Record excerpts:
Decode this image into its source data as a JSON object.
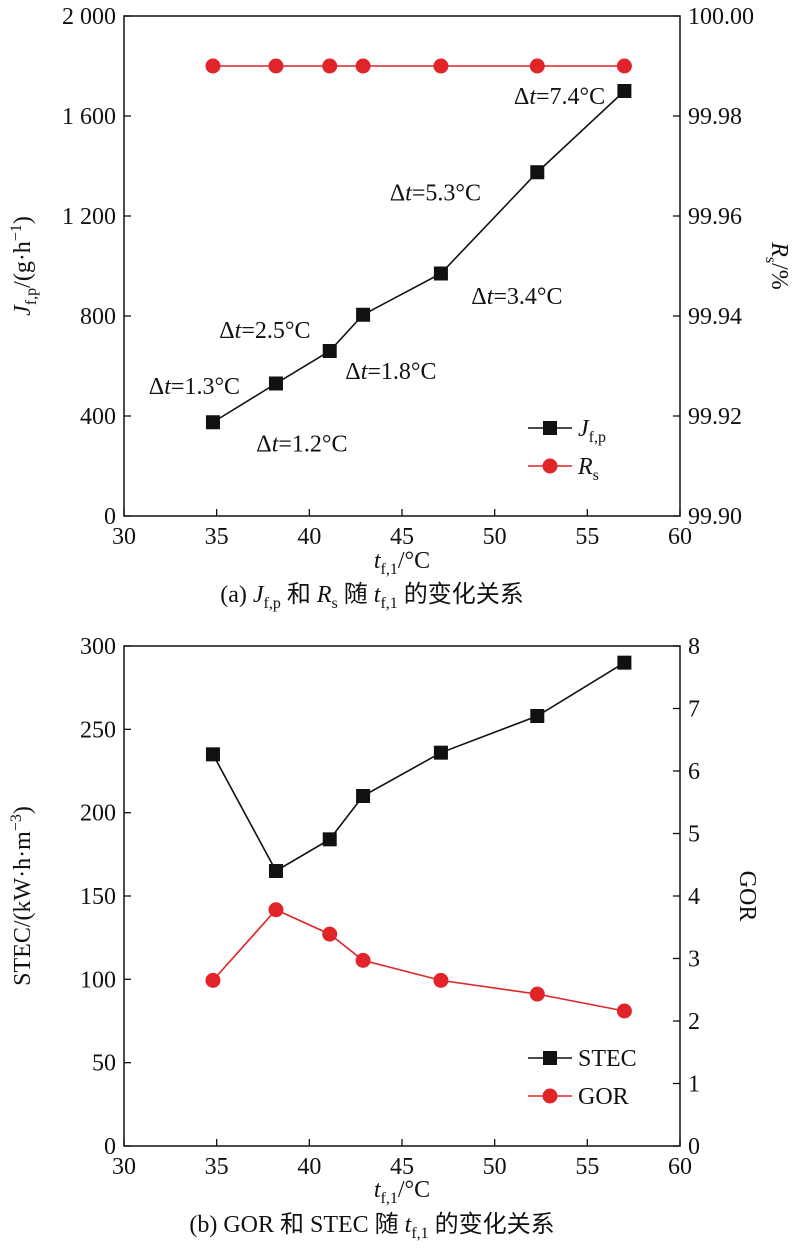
{
  "chart_data": [
    {
      "id": "a",
      "type": "line",
      "caption": "(a) Jf,p 和 Rs 随 tf,1 的变化关系",
      "caption_parts": {
        "prefix": "(a) ",
        "v1": "J",
        "v1_sub": "f,p",
        "mid1": " 和 ",
        "v2": "R",
        "v2_sub": "s",
        "mid2": " 随 ",
        "v3": "t",
        "v3_sub": "f,1",
        "suffix": " 的变化关系"
      },
      "xlabel": {
        "main": "t",
        "sub": "f,1",
        "unit": "/°C"
      },
      "ylabel_left": {
        "main": "J",
        "sub": "f,p",
        "unit": "/(g·h",
        "sup": "−1",
        "close": ")"
      },
      "ylabel_right": {
        "main": "R",
        "sub": "s",
        "unit": "/%"
      },
      "xlim": [
        30,
        60
      ],
      "xticks": [
        30,
        35,
        40,
        45,
        50,
        55,
        60
      ],
      "xtick_labels": [
        "30",
        "35",
        "40",
        "45",
        "50",
        "55",
        "60"
      ],
      "ylim_left": [
        0,
        2000
      ],
      "yticks_left": [
        0,
        400,
        800,
        1200,
        1600,
        2000
      ],
      "ytick_labels_left": [
        "0",
        "400",
        "800",
        "1 200",
        "1 600",
        "2 000"
      ],
      "ylim_right": [
        99.9,
        100.0
      ],
      "yticks_right": [
        99.9,
        99.92,
        99.94,
        99.96,
        99.98,
        100.0
      ],
      "ytick_labels_right": [
        "99.90",
        "99.92",
        "99.94",
        "99.96",
        "99.98",
        "100.00"
      ],
      "x": [
        34.8,
        38.2,
        41.1,
        42.9,
        47.1,
        52.3,
        57.0
      ],
      "series": [
        {
          "name": "Jf,p",
          "name_main": "J",
          "name_sub": "f,p",
          "axis": "left",
          "marker": "square",
          "color": "#111111",
          "values": [
            375,
            530,
            660,
            805,
            970,
            1375,
            1700
          ]
        },
        {
          "name": "Rs",
          "name_main": "R",
          "name_sub": "s",
          "axis": "right",
          "marker": "circle",
          "color": "#e0242a",
          "values": [
            99.99,
            99.99,
            99.99,
            99.99,
            99.99,
            99.99,
            99.99
          ]
        }
      ],
      "annotations": [
        {
          "pre": "Δ",
          "var": "t",
          "post": "=1.2°C",
          "x": 39.6,
          "y": 290
        },
        {
          "pre": "Δ",
          "var": "t",
          "post": "=1.3°C",
          "x": 33.8,
          "y": 520
        },
        {
          "pre": "Δ",
          "var": "t",
          "post": "=2.5°C",
          "x": 37.6,
          "y": 745
        },
        {
          "pre": "Δ",
          "var": "t",
          "post": "=1.8°C",
          "x": 44.4,
          "y": 580
        },
        {
          "pre": "Δ",
          "var": "t",
          "post": "=3.4°C",
          "x": 51.2,
          "y": 880
        },
        {
          "pre": "Δ",
          "var": "t",
          "post": "=5.3°C",
          "x": 46.8,
          "y": 1295
        },
        {
          "pre": "Δ",
          "var": "t",
          "post": "=7.4°C",
          "x": 53.5,
          "y": 1680
        }
      ],
      "legend_position": "bottom-right",
      "grid": false
    },
    {
      "id": "b",
      "type": "line",
      "caption": "(b) GOR 和 STEC 随 tf,1 的变化关系",
      "caption_parts": {
        "prefix": "(b) GOR 和 STEC 随 ",
        "v3": "t",
        "v3_sub": "f,1",
        "suffix": " 的变化关系"
      },
      "xlabel": {
        "main": "t",
        "sub": "f,1",
        "unit": "/°C"
      },
      "ylabel_left": {
        "main": "STEC/(kW·h·m",
        "sup": "−3",
        "close": ")"
      },
      "ylabel_right": {
        "main": "GOR"
      },
      "xlim": [
        30,
        60
      ],
      "xticks": [
        30,
        35,
        40,
        45,
        50,
        55,
        60
      ],
      "xtick_labels": [
        "30",
        "35",
        "40",
        "45",
        "50",
        "55",
        "60"
      ],
      "ylim_left": [
        0,
        300
      ],
      "yticks_left": [
        0,
        50,
        100,
        150,
        200,
        250,
        300
      ],
      "ytick_labels_left": [
        "0",
        "50",
        "100",
        "150",
        "200",
        "250",
        "300"
      ],
      "ylim_right": [
        0,
        8
      ],
      "yticks_right": [
        0,
        1,
        2,
        3,
        4,
        5,
        6,
        7,
        8
      ],
      "ytick_labels_right": [
        "0",
        "1",
        "2",
        "3",
        "4",
        "5",
        "6",
        "7",
        "8"
      ],
      "x": [
        34.8,
        38.2,
        41.1,
        42.9,
        47.1,
        52.3,
        57.0
      ],
      "series": [
        {
          "name": "STEC",
          "name_main": "STEC",
          "name_sub": "",
          "axis": "left",
          "marker": "square",
          "color": "#111111",
          "values": [
            235,
            165,
            184,
            210,
            236,
            258,
            290
          ]
        },
        {
          "name": "GOR",
          "name_main": "GOR",
          "name_sub": "",
          "axis": "right",
          "marker": "circle",
          "color": "#e0242a",
          "values": [
            2.65,
            3.78,
            3.39,
            2.97,
            2.65,
            2.43,
            2.16
          ]
        }
      ],
      "annotations": [],
      "legend_position": "bottom-right",
      "grid": false
    }
  ]
}
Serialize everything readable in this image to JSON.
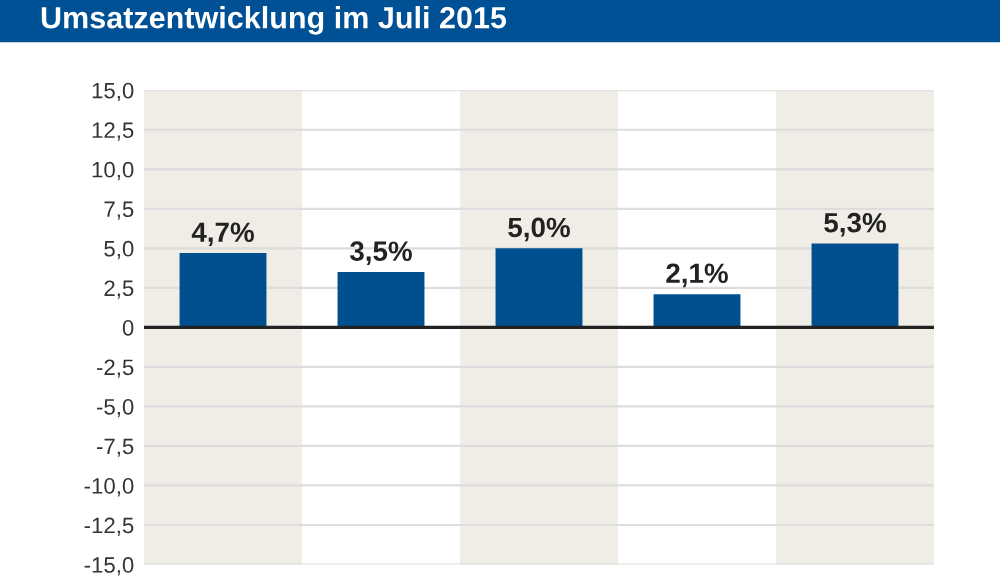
{
  "chart_data": {
    "type": "bar",
    "title": "Umsatzentwicklung im Juli 2015",
    "categories": [
      null,
      null,
      null,
      null,
      null
    ],
    "series": [
      {
        "color": "#00508f",
        "values": [
          4.7,
          3.5,
          5.0,
          2.1,
          5.3
        ]
      }
    ],
    "value_labels": [
      "4,7%",
      "3,5%",
      "5,0%",
      "2,1%",
      "5,3%"
    ],
    "ylim": [
      -15,
      15
    ],
    "yticks": [
      {
        "value": 15,
        "label": "15,0"
      },
      {
        "value": 12.5,
        "label": "12,5"
      },
      {
        "value": 10,
        "label": "10,0"
      },
      {
        "value": 7.5,
        "label": "7,5"
      },
      {
        "value": 5,
        "label": "5,0"
      },
      {
        "value": 2.5,
        "label": "2,5"
      },
      0,
      {
        "value": -2.5,
        "label": "-2,5"
      },
      {
        "value": -5,
        "label": "-5,0"
      },
      {
        "value": -7.5,
        "label": "-7,5"
      },
      {
        "value": -10,
        "label": "-10,0"
      },
      {
        "value": -12.5,
        "label": "-12,5"
      },
      {
        "value": -15,
        "label": "-15,0"
      }
    ],
    "grid": "y"
  }
}
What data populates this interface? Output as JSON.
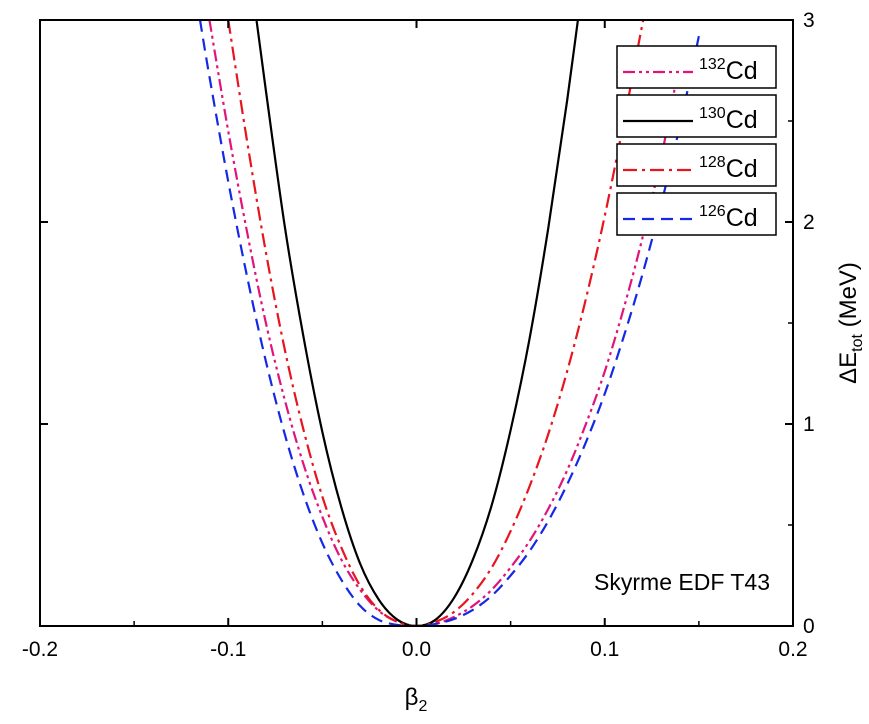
{
  "chart_data": {
    "type": "line",
    "title": "",
    "xlabel": "β",
    "xlabel_sub": "2",
    "ylabel_prefix": "ΔE",
    "ylabel_sub": "tot",
    "ylabel_unit": " (MeV)",
    "xlim": [
      -0.2,
      0.2
    ],
    "ylim": [
      0,
      3
    ],
    "x_ticks": [
      -0.2,
      -0.1,
      0.0,
      0.1,
      0.2
    ],
    "x_tick_labels": [
      "-0.2",
      "-0.1",
      "0.0",
      "0.1",
      "0.2"
    ],
    "y_ticks": [
      0,
      1,
      2,
      3
    ],
    "y_tick_labels": [
      "0",
      "1",
      "2",
      "3"
    ],
    "y_axis_side": "right",
    "grid": false,
    "legend_position": "top-right",
    "annotation": "Skyrme EDF T43",
    "series": [
      {
        "name": "132Cd",
        "label_sup": "132",
        "label_main": "Cd",
        "color": "#e0147a",
        "style": "dash-dot-dot",
        "x": [
          -0.11,
          -0.1,
          -0.09,
          -0.08,
          -0.07,
          -0.06,
          -0.05,
          -0.04,
          -0.03,
          -0.02,
          -0.01,
          0.0,
          0.01,
          0.02,
          0.03,
          0.04,
          0.05,
          0.06,
          0.07,
          0.08,
          0.09,
          0.1,
          0.11,
          0.12,
          0.13,
          0.14
        ],
        "y": [
          3.0,
          2.45,
          1.95,
          1.5,
          1.12,
          0.8,
          0.54,
          0.33,
          0.18,
          0.075,
          0.02,
          0.0,
          0.01,
          0.045,
          0.1,
          0.18,
          0.29,
          0.42,
          0.58,
          0.77,
          1.0,
          1.26,
          1.57,
          1.92,
          2.32,
          2.8
        ]
      },
      {
        "name": "130Cd",
        "label_sup": "130",
        "label_main": "Cd",
        "color": "#000000",
        "style": "solid",
        "x": [
          -0.085,
          -0.08,
          -0.07,
          -0.06,
          -0.05,
          -0.04,
          -0.03,
          -0.02,
          -0.01,
          0.0,
          0.01,
          0.02,
          0.03,
          0.04,
          0.05,
          0.06,
          0.07,
          0.08,
          0.09,
          0.095
        ],
        "y": [
          3.0,
          2.65,
          1.98,
          1.43,
          0.96,
          0.59,
          0.31,
          0.13,
          0.03,
          0.0,
          0.03,
          0.14,
          0.33,
          0.6,
          0.97,
          1.42,
          1.97,
          2.6,
          3.3,
          3.6
        ]
      },
      {
        "name": "128Cd",
        "label_sup": "128",
        "label_main": "Cd",
        "color": "#e8141e",
        "style": "dash-dot",
        "x": [
          -0.1,
          -0.09,
          -0.08,
          -0.07,
          -0.06,
          -0.05,
          -0.04,
          -0.03,
          -0.02,
          -0.01,
          0.0,
          0.01,
          0.02,
          0.03,
          0.04,
          0.05,
          0.06,
          0.07,
          0.08,
          0.09,
          0.1,
          0.11,
          0.12,
          0.125
        ],
        "y": [
          3.0,
          2.4,
          1.85,
          1.37,
          0.97,
          0.64,
          0.39,
          0.2,
          0.08,
          0.02,
          0.0,
          0.02,
          0.07,
          0.16,
          0.29,
          0.47,
          0.69,
          0.95,
          1.26,
          1.62,
          2.03,
          2.49,
          2.98,
          3.2
        ]
      },
      {
        "name": "126Cd",
        "label_sup": "126",
        "label_main": "Cd",
        "color": "#1428e6",
        "style": "dashed",
        "x": [
          -0.115,
          -0.11,
          -0.1,
          -0.09,
          -0.08,
          -0.07,
          -0.06,
          -0.05,
          -0.04,
          -0.03,
          -0.02,
          -0.01,
          0.0,
          0.01,
          0.02,
          0.03,
          0.04,
          0.05,
          0.06,
          0.07,
          0.08,
          0.09,
          0.1,
          0.11,
          0.12,
          0.13,
          0.14,
          0.15
        ],
        "y": [
          3.0,
          2.72,
          2.2,
          1.73,
          1.31,
          0.95,
          0.65,
          0.41,
          0.23,
          0.1,
          0.03,
          0.005,
          0.0,
          0.01,
          0.035,
          0.08,
          0.15,
          0.25,
          0.37,
          0.52,
          0.7,
          0.91,
          1.15,
          1.43,
          1.74,
          2.09,
          2.48,
          2.92
        ]
      }
    ]
  }
}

To do:
Copy every line that includes the string "的变化关系" from the material above.

Output for this task:
      "caption": "(a) Jf,p 和 Rs 随 tf,1 的变化关系",
        "suffix": " 的变化关系"
      "caption": "(b) GOR 和 STEC 随 tf,1 的变化关系",
        "suffix": " 的变化关系"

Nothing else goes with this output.